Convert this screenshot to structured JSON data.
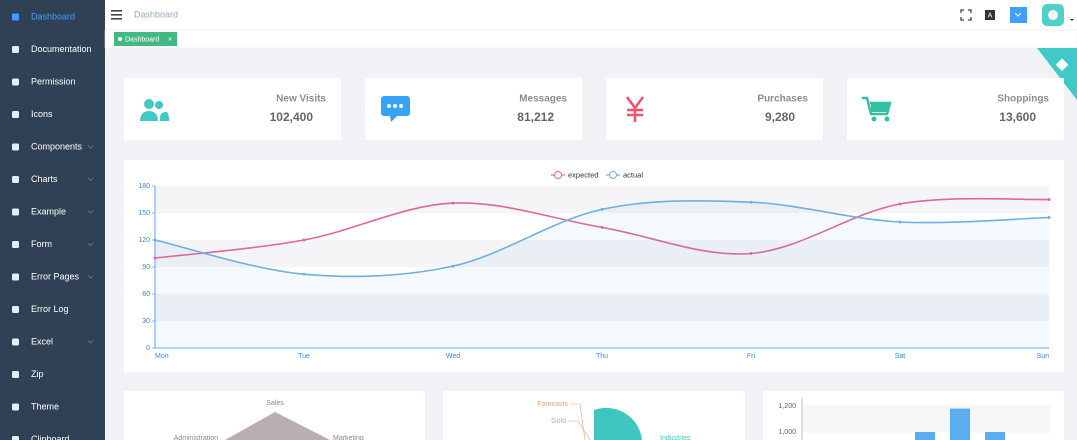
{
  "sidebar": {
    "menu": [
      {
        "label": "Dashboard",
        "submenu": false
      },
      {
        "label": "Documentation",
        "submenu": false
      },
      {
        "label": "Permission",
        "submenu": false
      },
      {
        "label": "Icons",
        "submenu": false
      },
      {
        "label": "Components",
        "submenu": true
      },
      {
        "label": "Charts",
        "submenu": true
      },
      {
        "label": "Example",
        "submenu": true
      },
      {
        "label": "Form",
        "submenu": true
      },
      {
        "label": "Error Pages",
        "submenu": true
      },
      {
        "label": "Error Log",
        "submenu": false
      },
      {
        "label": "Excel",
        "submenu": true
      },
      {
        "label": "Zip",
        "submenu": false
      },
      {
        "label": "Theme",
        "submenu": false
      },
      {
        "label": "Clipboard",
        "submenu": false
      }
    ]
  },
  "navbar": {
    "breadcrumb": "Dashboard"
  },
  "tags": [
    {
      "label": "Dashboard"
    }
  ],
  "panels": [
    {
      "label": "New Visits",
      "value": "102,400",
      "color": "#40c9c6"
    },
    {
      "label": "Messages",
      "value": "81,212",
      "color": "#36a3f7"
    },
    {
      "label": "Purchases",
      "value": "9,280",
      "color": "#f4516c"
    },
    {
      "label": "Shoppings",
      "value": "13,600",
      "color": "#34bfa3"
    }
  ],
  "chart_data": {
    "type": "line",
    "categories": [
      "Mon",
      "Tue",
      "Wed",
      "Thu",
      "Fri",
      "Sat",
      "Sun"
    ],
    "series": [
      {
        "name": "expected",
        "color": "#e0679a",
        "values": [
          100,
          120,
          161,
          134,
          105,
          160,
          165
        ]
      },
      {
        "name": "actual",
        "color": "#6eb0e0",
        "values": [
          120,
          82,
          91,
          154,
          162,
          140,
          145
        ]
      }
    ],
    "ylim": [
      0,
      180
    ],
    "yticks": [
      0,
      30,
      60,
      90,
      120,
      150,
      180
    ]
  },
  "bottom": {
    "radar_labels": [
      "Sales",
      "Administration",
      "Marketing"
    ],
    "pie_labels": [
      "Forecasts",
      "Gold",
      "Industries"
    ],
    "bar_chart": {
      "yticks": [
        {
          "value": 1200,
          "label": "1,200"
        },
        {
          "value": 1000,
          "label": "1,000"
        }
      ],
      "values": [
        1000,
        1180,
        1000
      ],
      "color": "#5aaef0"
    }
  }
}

* * *

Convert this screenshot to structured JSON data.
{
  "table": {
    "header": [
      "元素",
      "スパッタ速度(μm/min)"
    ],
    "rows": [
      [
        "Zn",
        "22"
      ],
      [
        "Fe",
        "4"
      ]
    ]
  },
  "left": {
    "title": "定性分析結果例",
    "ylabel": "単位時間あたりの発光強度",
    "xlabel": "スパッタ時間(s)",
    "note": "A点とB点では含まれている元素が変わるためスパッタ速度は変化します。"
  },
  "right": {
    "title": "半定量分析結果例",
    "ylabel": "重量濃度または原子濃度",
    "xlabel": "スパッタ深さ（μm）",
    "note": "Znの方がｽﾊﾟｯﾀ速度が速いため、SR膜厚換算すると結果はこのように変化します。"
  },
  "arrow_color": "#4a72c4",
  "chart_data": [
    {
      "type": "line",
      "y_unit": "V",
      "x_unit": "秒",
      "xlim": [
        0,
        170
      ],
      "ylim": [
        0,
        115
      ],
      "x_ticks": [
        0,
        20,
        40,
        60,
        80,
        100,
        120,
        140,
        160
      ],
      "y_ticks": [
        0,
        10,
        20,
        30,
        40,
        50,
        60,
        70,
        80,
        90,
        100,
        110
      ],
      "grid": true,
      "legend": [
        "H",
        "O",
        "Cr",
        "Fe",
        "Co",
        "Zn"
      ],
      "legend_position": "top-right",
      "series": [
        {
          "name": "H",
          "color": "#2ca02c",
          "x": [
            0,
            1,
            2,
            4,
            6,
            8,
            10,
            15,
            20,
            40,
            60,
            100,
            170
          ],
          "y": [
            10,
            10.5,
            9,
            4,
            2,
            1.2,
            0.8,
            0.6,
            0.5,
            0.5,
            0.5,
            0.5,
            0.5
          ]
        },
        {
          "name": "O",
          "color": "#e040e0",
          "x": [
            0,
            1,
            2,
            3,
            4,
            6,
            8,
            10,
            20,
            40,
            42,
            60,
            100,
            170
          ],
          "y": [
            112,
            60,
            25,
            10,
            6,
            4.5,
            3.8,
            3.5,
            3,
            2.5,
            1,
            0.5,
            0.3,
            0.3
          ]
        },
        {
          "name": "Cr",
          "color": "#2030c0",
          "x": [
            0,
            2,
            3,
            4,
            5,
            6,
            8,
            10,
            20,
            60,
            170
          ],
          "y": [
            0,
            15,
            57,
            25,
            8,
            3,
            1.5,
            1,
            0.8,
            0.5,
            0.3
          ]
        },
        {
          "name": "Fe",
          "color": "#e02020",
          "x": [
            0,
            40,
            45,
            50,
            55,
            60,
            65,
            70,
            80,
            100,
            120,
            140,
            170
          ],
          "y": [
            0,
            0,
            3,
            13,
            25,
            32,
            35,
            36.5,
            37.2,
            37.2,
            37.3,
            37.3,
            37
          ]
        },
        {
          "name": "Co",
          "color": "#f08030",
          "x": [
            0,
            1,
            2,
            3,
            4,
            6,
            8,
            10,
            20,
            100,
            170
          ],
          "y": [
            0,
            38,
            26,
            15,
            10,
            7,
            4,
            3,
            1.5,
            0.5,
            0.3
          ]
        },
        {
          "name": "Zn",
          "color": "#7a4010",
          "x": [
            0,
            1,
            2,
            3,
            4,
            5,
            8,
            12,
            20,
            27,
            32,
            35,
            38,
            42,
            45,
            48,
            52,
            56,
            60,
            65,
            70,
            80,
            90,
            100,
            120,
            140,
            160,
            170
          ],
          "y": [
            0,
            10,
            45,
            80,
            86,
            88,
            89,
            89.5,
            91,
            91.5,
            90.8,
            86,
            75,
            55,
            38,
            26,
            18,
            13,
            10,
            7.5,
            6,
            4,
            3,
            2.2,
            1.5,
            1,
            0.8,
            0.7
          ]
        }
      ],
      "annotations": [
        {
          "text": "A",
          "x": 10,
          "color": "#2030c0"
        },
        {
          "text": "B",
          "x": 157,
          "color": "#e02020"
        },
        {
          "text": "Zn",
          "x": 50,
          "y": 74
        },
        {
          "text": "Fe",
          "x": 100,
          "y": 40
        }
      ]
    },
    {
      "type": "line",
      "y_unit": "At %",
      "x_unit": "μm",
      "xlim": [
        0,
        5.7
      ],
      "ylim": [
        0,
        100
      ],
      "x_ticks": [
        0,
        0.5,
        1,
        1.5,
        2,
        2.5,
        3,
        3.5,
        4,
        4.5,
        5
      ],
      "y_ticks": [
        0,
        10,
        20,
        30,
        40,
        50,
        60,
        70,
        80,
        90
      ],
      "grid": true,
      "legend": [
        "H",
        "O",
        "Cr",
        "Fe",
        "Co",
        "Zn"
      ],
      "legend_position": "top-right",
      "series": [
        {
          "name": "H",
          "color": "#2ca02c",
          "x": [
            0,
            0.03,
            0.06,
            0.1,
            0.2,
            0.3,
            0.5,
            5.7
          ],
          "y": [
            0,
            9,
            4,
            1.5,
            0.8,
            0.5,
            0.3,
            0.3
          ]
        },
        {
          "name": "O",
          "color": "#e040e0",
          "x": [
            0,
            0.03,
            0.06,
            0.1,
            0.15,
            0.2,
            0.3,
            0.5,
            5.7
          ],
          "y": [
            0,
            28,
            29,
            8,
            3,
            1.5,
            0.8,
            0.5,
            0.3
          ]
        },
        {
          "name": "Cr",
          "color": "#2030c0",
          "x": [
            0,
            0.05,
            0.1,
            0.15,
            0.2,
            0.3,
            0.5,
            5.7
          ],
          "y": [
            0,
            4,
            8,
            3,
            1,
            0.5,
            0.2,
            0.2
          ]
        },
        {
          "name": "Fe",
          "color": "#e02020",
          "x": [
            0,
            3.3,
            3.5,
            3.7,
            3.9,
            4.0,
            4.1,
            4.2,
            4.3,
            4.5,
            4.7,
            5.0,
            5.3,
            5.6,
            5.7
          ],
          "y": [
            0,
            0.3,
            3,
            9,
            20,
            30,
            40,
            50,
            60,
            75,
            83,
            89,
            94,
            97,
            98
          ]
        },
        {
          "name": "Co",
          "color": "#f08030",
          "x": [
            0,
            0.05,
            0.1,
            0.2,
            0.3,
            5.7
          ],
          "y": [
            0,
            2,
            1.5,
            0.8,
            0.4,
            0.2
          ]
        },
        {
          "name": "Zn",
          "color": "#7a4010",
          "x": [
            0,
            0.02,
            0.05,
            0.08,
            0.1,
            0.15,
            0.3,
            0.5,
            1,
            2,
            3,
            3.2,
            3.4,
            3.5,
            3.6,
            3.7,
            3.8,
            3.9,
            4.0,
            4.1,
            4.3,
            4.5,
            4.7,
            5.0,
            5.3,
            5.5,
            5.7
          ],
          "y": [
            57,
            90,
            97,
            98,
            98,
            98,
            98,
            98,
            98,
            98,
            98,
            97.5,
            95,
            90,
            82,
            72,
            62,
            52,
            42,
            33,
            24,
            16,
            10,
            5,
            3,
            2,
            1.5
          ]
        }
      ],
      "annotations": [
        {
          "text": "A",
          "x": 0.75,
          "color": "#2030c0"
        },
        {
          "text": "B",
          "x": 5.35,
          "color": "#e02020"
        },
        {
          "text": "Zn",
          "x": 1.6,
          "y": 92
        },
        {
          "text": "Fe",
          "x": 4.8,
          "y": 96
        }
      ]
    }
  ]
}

> [GIVEN TASK]:
Copy each line of the entries that includes the word "note".

> [WORKED SOLUTION]:
    "note": "A点とB点では含まれている元素が変わるためスパッタ速度は変化します。"
    "note": "Znの方がｽﾊﾟｯﾀ速度が速いため、SR膜厚換算すると結果はこのように変化します。"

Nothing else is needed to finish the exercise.